Written task 1: In the forum thread about working and hunting on the road, swap "hunters" for "sportsmen" and write out the passage from "## Mattuk (Oct" up to and including "what you do.".
Written task 2: Summarize the forum thread about working and hunting on the road in two sentences.
Written task 3: Write what comes next in the forum thread about working and hunting on the road, starting after the last line shown.

Page extract:
# Working and hunting on the road



## pantherarms99 (Nov 2, 2011)

I work out of state, we call it working on the road, i met a coyote hunter the other day that said he would take me hunting
and he did, he let me use one of his rifles and he put me on two yotes and a bobcat, sad to say i missed two out of the three but did get this big male, thanks Richard


----------



## youngdon (Mar 10, 2010)

Nice job Pantherarms99 where are you working.


----------



## El Gato Loco (Jan 15, 2010)

Way to go man... don't get too addicted to this predator hunting thing. Might be kinda hard to hold down a serious relationship.


----------



## bar-d (Feb 3, 2010)

Good'un.


----------



## singlesix (May 13, 2010)

Excellent job man, can you tell me how that bobcat came in. How close did he get to you guys?


----------



## hassell (Feb 9, 2010)

Congrats., nice to have friends on the road.


----------



## Mattuk (Oct 16, 2010)

Well done Richard.


----------



## bones44 (Jan 7, 2011)

Nice to know there are some truly fine fellow hunters out there. Great job on the yote and keep on enjoying what you do.


----------



## coyotehunter25 (Oct 24, 2010)

Dataset content:

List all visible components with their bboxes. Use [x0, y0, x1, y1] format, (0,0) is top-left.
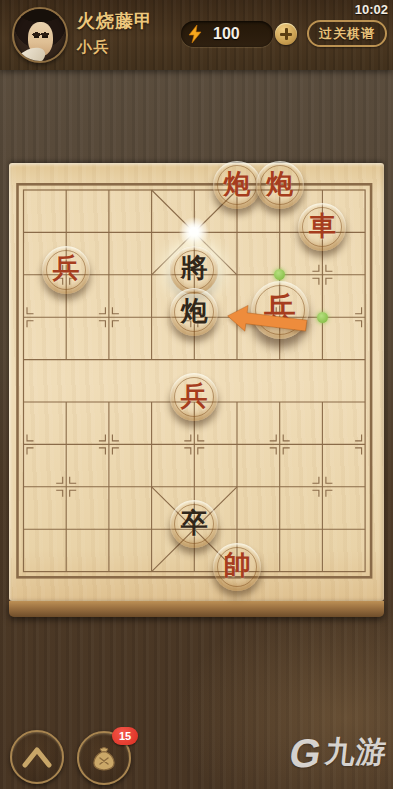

Exercise answer 1:
## Mattuk (Oct 16, 2010)

Well done Richard.


----------



## bones44 (Jan 7, 2011)

Nice to know there are some truly fine fellow sportsmen out there. Great job on the yote and keep on enjoying what you do.

Exercise answer 2: While working out of state, pantherarms99 met a coyote hunter named Richard, who lent him a rifle and put him on two coyotes and a bobcat, and he missed two of the three but got a big male. Other members congratulated him, asked where he was working and how close the bobcat came in, and praised Richard.

Exercise answer 3:
good job man


----------



## huntinfool84 (Oct 3, 2010)

now thats the way to build a buisness relation, not out on a golf course. good job!


----------



## pantherarms99 (Nov 2, 2011)

youngdon said:


> Nice job Pantherarms99 where are you working.


Im working in Ardmore, Ok


----------



## pantherarms99 (Nov 2, 2011)

singlesix said:


> Excellent job man, can you tell me how that bobcat came in. How close did he get to you guys?


We drove up on the bobcat while driving down a field road, there was a big brush pile that im sure he was hanging around in, got a close shot but missed


----------



## pantherarms99 (Nov 2, 2011)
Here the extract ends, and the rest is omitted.